## Trecho do documento:
O nosso Código Penal possui um crime chamado “vilipêndio de cadáver”, que visa proteger a honra e o respeito aos mortos, punindo aquele que de alguma forma traz humilhação e desprezo contra o cadáver ou as cinzas de alguém. Eu não pretendo discutir este crime, mas sim torná-lo uma analogia a uma triste realidade no Brasil: o quanto vilipendiamos a nossa história. E aqui adoto o termo “vilipendiar”, justamente porque a tratamos como um ente morto, uma carcaça, e viabilizamos o seu desrespeito e constante manipulação. Esse é o caso do tratamento oferecido à liberdade religiosa em nosso país, com plena desconsideração de sua trajetória histórica.
Quando falamos sobre liberdade religiosa no Brasil, diversos casos recentes vêm à mente¹, geralmente de grupos religiosos hegemônicos, como os cristãos, que buscam assegurar que suas ideologias não serão alvo de críticas, e que o discurso de ódio deve ser protegido enquanto dogma religioso a ser aplicado a todos.²
Segundo pesquisa do Datafolha de 2020, 50% dos brasileiros são católicos, 31% evangélicos, 10% não têm religião, 3% são espíritas, 2% umbandistas, candomblecistas ou de outras religiões afro-brasileiras, 1% são ateus, 0,3% judeus e 2% escolheram a opção “outra”.³
Atualmente, o direito à liberdade de culto está previsto no artigo 5º, inciso VI da Constituição Federal de 1988, nos seguintes termos: “é inviolável a liberdade de consciência e de crença, sendo assegurado o livre exercício dos cultos religiosos e garantida, na forma da lei, a proteção aos locais de culto e a suas liturgias”.
No entanto, diferentemente do que os casos recentes nos levariam a acreditar, sua origem não era propriamente sobre proteger religiões hegemônicas e com influência política em nossa sociedade. Aliás, a liberdade religiosa como a conhecemos veio por meio da luta de um comunista, muito conhecido por nós como o autor de “Capitães da Areia”: Jorge Amado.

(Entradas de elementos anotados)
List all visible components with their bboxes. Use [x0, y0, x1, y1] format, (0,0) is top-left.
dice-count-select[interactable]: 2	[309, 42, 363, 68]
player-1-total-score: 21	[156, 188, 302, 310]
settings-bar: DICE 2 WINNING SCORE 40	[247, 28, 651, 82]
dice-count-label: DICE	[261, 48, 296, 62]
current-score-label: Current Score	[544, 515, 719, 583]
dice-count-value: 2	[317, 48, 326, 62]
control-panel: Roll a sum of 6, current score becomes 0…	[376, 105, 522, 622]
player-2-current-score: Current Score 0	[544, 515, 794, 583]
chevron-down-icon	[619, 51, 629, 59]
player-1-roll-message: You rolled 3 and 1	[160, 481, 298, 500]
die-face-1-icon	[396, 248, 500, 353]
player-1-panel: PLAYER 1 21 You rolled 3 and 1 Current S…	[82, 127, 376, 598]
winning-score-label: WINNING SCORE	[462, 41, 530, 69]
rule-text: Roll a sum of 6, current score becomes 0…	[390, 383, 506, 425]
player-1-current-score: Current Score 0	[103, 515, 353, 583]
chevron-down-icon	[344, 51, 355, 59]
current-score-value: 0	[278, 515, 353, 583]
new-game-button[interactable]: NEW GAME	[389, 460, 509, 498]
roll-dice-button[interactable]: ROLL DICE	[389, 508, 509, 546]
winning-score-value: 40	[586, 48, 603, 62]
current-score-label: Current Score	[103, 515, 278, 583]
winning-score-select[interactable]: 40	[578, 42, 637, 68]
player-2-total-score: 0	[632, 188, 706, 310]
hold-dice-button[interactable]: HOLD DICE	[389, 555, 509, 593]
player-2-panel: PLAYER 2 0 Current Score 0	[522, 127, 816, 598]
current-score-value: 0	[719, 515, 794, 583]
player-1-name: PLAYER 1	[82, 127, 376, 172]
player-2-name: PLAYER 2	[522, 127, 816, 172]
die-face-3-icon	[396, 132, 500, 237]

## Exercícios a realizar:
1 - Redigite o trecho do texto sobre liberdade religiosa, começando em "O nosso Código" e terminando em "sua trajetória histórica.".
2 - Reescreva de forma mais concisa o parágrafo do texto sobre liberdade religiosa que começa com "No entanto, diferentemente do que os casos recentes", mantendo suas informações principais.

## Resultados esperados:
1 -
O nosso Código Penal possui um crime chamado “vilipêndio de cadáver”, que visa proteger a honra e o respeito aos mortos, punindo aquele que de alguma forma traz humilhação e desprezo contra o cadáver ou as cinzas de alguém. Eu não pretendo discutir este crime, mas sim torná-lo uma analogia a uma triste realidade no Brasil: o quanto vilipendiamos a nossa história. E aqui adoto o termo “vilipendiar”, justamente porque a tratamos como um ente morto, uma carcaça, e viabilizamos o seu desrespeito e constante manipulação. Esse é o caso do tratamento oferecido à liberdade religiosa em nosso país, com plena desconsideração de sua trajetória histórica.

2 - Ao contrário do que os casos recentes sugerem, a liberdade religiosa não surgiu para proteger religiões hegemônicas e politicamente influentes. Ela resultou da luta de um comunista, Jorge Amado, autor de "Capitães da Areia".